• [WORK TO DO] Please repeat all of the lines that follow, exactly as written.

Figure data in JSON:

__________________________________________________

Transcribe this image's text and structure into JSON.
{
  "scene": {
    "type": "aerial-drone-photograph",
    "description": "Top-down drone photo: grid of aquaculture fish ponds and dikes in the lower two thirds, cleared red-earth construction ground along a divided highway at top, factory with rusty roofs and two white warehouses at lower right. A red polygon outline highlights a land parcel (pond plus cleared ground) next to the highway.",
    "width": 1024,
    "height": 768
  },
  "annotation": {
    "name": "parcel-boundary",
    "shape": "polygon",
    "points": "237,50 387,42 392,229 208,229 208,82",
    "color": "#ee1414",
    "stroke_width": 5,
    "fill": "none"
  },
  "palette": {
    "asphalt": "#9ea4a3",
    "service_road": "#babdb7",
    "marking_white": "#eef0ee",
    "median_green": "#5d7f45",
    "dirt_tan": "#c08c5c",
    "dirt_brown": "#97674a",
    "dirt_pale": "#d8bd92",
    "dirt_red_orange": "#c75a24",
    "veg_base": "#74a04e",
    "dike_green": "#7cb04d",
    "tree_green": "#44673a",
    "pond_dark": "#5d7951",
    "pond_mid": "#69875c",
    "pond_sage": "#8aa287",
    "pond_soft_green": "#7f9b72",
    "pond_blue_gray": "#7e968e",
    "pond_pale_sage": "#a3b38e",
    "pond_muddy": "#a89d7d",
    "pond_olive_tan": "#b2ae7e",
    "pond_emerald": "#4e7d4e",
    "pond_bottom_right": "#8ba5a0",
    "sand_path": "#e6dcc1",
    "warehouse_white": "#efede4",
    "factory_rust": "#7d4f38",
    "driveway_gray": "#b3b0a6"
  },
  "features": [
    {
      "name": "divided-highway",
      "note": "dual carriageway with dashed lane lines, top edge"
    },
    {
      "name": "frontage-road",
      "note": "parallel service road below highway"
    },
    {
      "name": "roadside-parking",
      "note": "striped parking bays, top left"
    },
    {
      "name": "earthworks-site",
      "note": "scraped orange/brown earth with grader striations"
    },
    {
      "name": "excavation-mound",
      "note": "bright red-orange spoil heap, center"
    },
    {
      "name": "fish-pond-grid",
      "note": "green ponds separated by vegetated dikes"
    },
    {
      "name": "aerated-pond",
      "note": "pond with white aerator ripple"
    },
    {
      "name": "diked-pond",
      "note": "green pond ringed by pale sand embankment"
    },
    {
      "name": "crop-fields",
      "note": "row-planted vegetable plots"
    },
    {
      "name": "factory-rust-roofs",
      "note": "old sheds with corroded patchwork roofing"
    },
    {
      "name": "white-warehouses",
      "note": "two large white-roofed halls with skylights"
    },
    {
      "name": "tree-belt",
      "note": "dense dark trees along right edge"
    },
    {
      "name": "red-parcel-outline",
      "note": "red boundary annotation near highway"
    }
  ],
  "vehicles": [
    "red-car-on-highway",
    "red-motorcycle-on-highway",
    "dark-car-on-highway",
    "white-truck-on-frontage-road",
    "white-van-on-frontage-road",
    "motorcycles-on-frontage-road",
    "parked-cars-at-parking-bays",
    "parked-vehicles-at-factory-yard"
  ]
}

__________________________________________________

• [ANSWER TO THIS EXERCISE]
Transcribe this image's text and structure into JSON.
{
  "scene": {
    "type": "aerial-drone-photograph",
    "description": "Top-down drone photo: grid of aquaculture fish ponds and dikes in the lower two thirds, cleared red-earth construction ground along a divided highway at top, factory with rusty roofs and two white warehouses at lower right. A red polygon outline highlights a land parcel (pond plus cleared ground) next to the highway.",
    "width": 1024,
    "height": 768
  },
  "annotation": {
    "name": "parcel-boundary",
    "shape": "polygon",
    "points": "237,50 387,42 392,229 208,229 208,82",
    "color": "#ee1414",
    "stroke_width": 5,
    "fill": "none"
  },
  "palette": {
    "asphalt": "#9ea4a3",
    "service_road": "#babdb7",
    "marking_white": "#eef0ee",
    "median_green": "#5d7f45",
    "dirt_tan": "#c08c5c",
    "dirt_brown": "#97674a",
    "dirt_pale": "#d8bd92",
    "dirt_red_orange": "#c75a24",
    "veg_base": "#74a04e",
    "dike_green": "#7cb04d",
    "tree_green": "#44673a",
    "pond_dark": "#5d7951",
    "pond_mid": "#69875c",
    "pond_sage": "#8aa287",
    "pond_soft_green": "#7f9b72",
    "pond_blue_gray": "#7e968e",
    "pond_pale_sage": "#a3b38e",
    "pond_muddy": "#a89d7d",
    "pond_olive_tan": "#b2ae7e",
    "pond_emerald": "#4e7d4e",
    "pond_bottom_right": "#8ba5a0",
    "sand_path": "#e6dcc1",
    "warehouse_white": "#efede4",
    "factory_rust": "#7d4f38",
    "driveway_gray": "#b3b0a6"
  },
  "features": [
    {
      "name": "divided-highway",
      "note": "dual carriageway with dashed lane lines, top edge"
    },
    {
      "name": "frontage-road",
      "note": "parallel service road below highway"
    },
    {
      "name": "roadside-parking",
      "note": "striped parking bays, top left"
    },
    {
      "name": "earthworks-site",
      "note": "scraped orange/brown earth with grader striations"
    },
    {
      "name": "excavation-mound",
      "note": "bright red-orange spoil heap, center"
    },
    {
      "name": "fish-pond-grid",
      "note": "green ponds separated by vegetated dikes"
    },
    {
      "name": "aerated-pond",
      "note": "pond with white aerator ripple"
    },
    {
      "name": "diked-pond",
      "note": "green pond ringed by pale sand embankment"
    },
    {
      "name": "crop-fields",
      "note": "row-planted vegetable plots"
    },
    {
      "name": "factory-rust-roofs",
      "note": "old sheds with corroded patchwork roofing"
    },
    {
      "name": "white-warehouses",
      "note": "two large white-roofed halls with skylights"
    },
    {
      "name": "tree-belt",
      "note": "dense dark trees along right edge"
    },
    {
      "name": "red-parcel-outline",
      "note": "red boundary annotation near highway"
    }
  ],
  "vehicles": [
    "red-car-on-highway",
    "red-motorcycle-on-highway",
    "dark-car-on-highway",
    "white-truck-on-frontage-road",
    "white-van-on-frontage-road",
    "motorcycles-on-frontage-road",
    "parked-cars-at-parking-bays",
    "parked-vehicles-at-factory-yard"
  ]
}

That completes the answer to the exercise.